» **SET TASK**
Locate each line containing the string "электронной" and copy it out.

» **EXCERPTED DATA**
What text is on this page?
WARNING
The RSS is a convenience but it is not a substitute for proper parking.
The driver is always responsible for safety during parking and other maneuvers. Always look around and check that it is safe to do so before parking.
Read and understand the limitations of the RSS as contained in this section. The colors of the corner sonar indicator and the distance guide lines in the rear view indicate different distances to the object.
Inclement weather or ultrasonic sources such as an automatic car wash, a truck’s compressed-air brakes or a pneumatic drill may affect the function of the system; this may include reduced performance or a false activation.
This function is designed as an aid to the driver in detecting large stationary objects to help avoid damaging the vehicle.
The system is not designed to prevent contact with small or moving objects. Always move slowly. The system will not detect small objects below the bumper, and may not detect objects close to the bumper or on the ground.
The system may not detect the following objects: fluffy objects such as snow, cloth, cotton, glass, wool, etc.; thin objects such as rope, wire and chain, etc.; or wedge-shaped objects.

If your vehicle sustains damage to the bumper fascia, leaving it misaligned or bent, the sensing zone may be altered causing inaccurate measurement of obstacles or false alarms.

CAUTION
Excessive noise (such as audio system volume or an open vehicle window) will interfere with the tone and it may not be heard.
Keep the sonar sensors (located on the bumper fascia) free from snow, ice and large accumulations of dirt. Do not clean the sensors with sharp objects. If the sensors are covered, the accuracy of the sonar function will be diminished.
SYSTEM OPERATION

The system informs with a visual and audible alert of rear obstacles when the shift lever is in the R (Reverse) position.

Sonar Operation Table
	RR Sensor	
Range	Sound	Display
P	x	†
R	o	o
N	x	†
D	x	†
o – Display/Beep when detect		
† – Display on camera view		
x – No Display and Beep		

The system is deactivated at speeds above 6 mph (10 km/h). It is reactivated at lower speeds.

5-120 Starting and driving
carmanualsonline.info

* * *

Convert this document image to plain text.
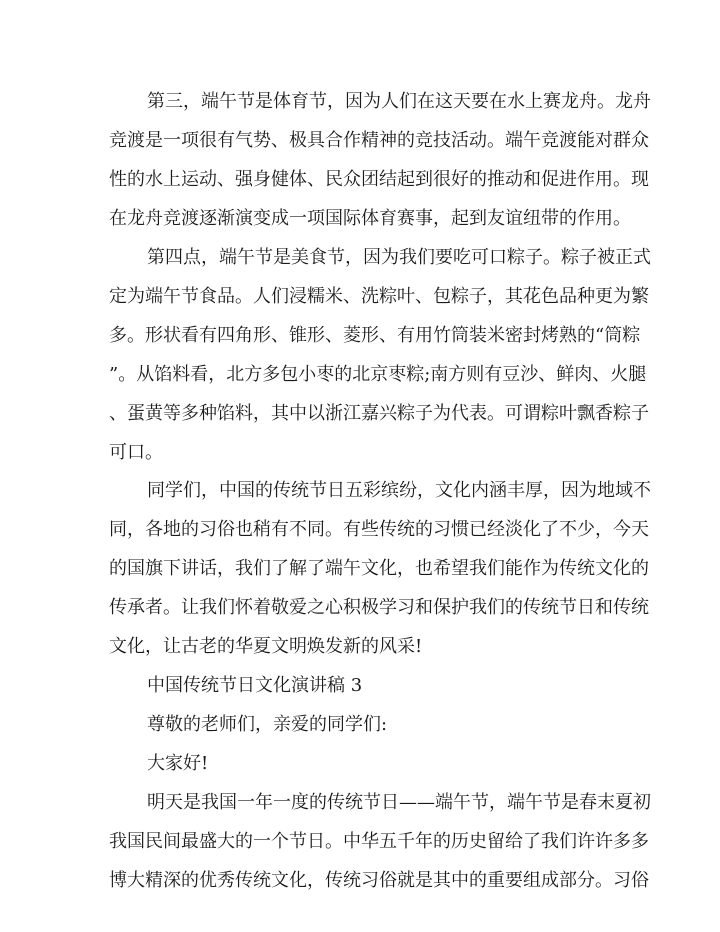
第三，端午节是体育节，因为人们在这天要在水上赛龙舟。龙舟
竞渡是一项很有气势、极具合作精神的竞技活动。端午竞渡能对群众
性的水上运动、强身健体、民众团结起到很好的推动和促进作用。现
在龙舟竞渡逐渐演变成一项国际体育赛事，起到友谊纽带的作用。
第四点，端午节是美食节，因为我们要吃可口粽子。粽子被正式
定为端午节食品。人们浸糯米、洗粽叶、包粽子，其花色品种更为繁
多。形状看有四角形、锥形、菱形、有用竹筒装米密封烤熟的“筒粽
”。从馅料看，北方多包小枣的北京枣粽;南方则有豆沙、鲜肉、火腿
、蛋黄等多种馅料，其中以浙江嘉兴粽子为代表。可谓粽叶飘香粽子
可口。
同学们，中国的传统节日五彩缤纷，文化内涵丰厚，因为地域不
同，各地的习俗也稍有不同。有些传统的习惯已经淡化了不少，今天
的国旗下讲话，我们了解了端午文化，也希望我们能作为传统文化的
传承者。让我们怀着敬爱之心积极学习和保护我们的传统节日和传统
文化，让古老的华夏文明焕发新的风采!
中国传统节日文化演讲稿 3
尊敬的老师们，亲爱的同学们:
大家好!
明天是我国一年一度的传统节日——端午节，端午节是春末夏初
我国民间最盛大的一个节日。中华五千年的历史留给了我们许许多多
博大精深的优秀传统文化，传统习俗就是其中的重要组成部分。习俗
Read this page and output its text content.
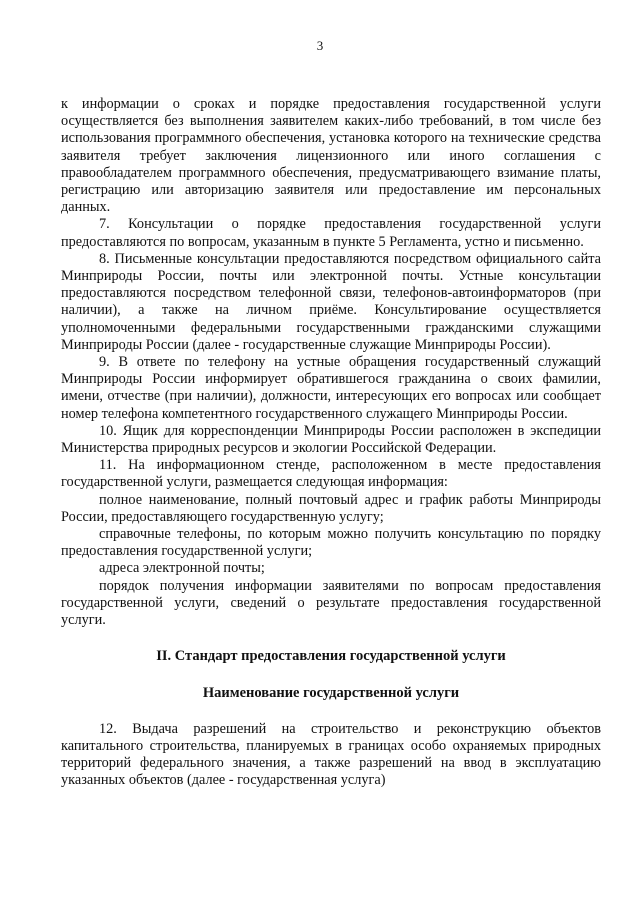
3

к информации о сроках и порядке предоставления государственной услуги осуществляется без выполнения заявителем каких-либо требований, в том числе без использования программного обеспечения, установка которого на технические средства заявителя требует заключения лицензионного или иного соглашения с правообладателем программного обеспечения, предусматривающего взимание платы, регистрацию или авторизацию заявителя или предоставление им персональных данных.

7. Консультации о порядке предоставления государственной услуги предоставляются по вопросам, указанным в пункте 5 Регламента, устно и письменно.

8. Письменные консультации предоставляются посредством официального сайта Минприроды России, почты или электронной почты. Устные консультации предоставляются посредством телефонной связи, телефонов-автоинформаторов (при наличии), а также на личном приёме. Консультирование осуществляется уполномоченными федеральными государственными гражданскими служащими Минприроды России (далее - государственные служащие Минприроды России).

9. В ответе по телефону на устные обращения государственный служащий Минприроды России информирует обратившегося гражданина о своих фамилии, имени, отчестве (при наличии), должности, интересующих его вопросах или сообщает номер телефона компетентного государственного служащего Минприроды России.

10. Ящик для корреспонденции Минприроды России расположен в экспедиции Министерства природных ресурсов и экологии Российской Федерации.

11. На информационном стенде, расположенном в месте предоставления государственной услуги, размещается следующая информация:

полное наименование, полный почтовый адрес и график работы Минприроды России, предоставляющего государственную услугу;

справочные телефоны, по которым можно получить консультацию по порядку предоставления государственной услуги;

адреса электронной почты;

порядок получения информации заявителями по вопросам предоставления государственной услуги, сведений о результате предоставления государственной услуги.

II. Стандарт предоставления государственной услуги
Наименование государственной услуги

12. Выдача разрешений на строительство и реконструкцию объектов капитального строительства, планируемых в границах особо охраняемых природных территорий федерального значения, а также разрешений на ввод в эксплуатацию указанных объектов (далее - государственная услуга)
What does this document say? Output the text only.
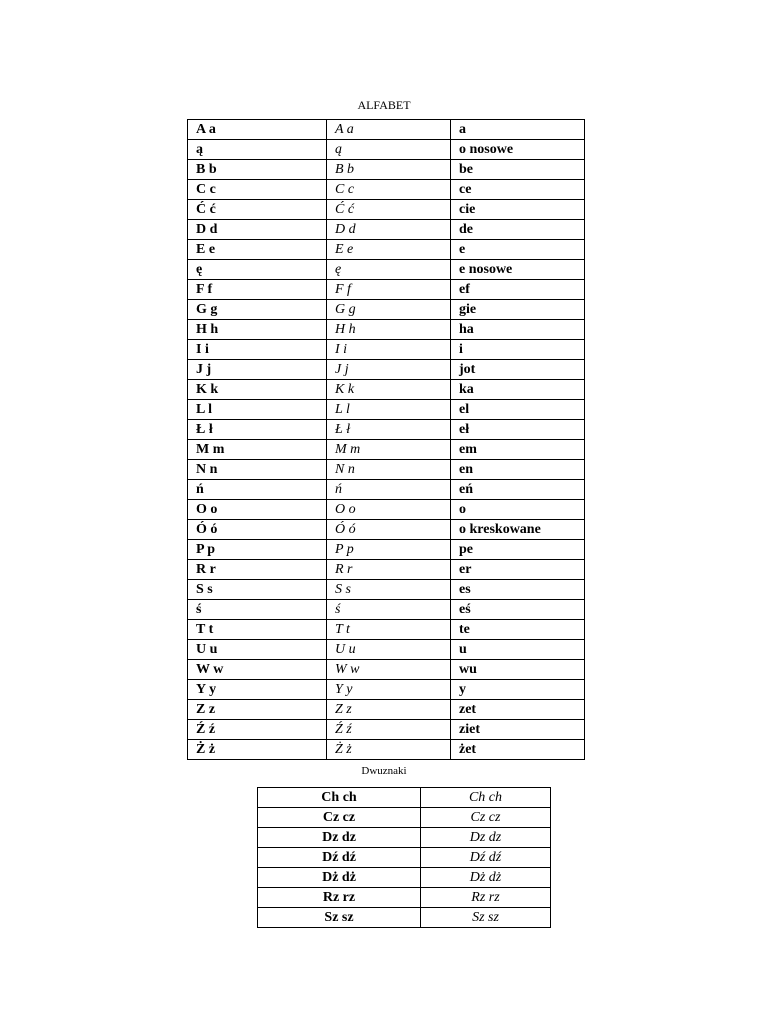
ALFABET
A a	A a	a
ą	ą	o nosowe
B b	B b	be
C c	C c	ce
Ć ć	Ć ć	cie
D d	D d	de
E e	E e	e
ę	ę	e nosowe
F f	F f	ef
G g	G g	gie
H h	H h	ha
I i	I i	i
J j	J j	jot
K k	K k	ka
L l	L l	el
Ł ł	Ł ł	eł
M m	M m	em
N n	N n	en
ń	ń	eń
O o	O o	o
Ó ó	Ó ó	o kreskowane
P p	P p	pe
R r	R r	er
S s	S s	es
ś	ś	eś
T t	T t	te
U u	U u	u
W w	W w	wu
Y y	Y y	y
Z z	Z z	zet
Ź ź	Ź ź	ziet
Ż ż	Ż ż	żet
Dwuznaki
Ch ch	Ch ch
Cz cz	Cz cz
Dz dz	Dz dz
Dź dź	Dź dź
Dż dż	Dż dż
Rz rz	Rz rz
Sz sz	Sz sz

---

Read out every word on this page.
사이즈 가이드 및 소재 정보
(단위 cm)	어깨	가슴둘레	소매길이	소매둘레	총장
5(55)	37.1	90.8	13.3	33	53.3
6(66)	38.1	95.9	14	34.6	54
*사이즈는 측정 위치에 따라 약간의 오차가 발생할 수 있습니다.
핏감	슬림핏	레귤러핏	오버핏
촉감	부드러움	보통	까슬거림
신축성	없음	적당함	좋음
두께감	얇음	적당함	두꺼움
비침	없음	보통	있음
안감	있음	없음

» **OUTPUT FOR THIS EXERCISE**
8. Письменные консультации предоставляются посредством официального сайта Минприроды России, почты или электронной почты. Устные консультации предоставляются посредством телефонной связи, телефонов-автоинформаторов (при наличии), а также на личном приёме. Консультирование осуществляется уполномоченными федеральными государственными гражданскими служащими Минприроды России (далее - государственные служащие Минприроды России).
адреса электронной почты;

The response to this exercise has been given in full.